>> begin DATASET EXTRACT

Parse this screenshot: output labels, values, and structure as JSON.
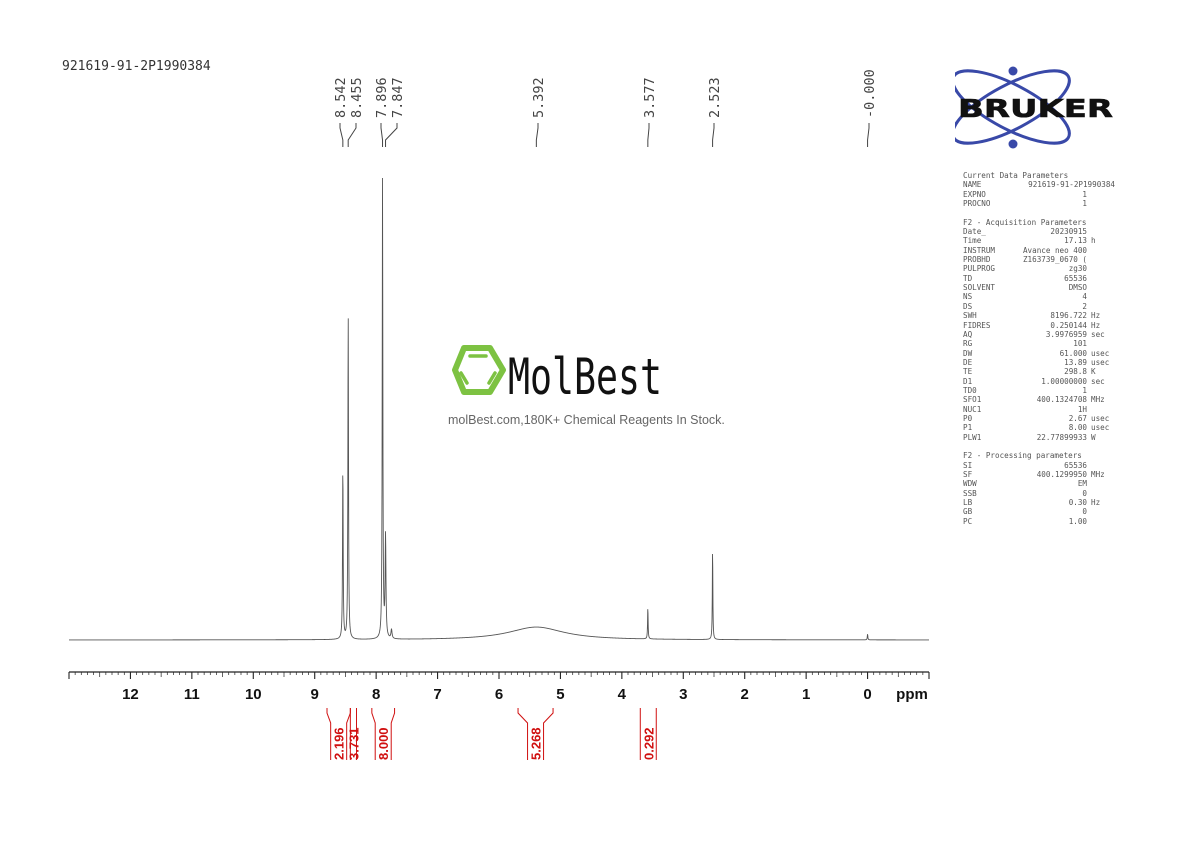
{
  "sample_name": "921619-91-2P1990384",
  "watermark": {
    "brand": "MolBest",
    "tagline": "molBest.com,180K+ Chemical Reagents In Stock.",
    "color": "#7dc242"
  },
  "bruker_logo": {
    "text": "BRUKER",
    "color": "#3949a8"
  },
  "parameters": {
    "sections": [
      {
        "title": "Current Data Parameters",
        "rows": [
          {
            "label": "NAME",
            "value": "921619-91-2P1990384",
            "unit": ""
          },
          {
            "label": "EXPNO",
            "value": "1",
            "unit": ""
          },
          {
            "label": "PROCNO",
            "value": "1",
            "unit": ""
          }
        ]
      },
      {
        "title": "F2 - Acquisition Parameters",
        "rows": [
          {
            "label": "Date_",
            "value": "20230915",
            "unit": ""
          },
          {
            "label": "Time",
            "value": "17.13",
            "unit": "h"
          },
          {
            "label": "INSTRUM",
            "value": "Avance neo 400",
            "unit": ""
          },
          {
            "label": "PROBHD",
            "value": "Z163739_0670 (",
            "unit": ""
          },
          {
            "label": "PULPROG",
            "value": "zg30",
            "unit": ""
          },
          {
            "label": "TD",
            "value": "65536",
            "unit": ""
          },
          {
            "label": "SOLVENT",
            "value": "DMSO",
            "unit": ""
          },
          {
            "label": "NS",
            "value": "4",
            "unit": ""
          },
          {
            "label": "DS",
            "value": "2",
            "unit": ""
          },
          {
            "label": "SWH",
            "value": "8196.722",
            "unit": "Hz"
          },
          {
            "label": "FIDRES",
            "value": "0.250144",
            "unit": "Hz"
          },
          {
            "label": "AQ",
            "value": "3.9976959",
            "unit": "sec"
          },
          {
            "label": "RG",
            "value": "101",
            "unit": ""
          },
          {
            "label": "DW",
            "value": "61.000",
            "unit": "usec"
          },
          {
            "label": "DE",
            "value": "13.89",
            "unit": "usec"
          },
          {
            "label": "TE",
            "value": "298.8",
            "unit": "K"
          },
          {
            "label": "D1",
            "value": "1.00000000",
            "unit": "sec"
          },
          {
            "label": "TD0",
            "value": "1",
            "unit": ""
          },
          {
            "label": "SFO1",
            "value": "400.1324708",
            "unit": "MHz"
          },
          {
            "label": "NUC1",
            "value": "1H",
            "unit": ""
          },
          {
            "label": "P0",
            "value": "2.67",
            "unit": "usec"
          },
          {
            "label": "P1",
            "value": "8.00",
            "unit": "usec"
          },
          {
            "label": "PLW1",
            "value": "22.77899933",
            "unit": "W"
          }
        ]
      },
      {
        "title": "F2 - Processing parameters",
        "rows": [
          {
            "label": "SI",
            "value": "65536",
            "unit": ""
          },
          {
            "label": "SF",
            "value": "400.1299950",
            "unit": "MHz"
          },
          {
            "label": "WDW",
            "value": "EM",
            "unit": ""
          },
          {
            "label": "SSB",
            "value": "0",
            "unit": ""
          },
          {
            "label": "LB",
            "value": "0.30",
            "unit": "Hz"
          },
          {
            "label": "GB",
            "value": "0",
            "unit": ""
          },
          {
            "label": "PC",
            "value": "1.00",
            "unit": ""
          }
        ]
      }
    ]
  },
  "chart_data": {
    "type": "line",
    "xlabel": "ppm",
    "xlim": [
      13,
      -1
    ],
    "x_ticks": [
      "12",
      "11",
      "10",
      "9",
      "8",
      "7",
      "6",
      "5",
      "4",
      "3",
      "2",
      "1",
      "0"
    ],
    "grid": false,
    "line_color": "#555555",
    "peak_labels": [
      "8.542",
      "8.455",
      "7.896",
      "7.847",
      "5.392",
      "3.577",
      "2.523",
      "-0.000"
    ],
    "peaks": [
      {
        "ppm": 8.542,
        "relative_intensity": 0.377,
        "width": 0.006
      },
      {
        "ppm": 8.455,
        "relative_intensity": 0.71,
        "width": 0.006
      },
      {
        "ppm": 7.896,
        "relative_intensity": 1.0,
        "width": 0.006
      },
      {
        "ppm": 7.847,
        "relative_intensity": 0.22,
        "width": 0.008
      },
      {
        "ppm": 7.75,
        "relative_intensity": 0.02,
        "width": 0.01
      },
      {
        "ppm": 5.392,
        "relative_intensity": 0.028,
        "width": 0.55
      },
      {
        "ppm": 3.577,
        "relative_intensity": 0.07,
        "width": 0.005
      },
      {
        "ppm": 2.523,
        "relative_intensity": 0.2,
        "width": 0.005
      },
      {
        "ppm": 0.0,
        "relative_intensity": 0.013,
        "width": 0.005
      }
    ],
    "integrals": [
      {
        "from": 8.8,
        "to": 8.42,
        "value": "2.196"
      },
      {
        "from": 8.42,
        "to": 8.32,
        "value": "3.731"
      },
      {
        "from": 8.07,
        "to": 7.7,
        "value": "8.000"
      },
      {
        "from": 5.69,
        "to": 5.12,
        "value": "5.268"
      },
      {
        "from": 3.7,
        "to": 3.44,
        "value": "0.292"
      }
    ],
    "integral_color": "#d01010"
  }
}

>> end DATASET EXTRACT

→ **DIRECTIVE**: In the entries above, find each line with the word "title" and show it.

→ **RESULT OF THIS EXERCISE**:
        "title": "Current Data Parameters",
        "title": "F2 - Acquisition Parameters",
        "title": "F2 - Processing parameters",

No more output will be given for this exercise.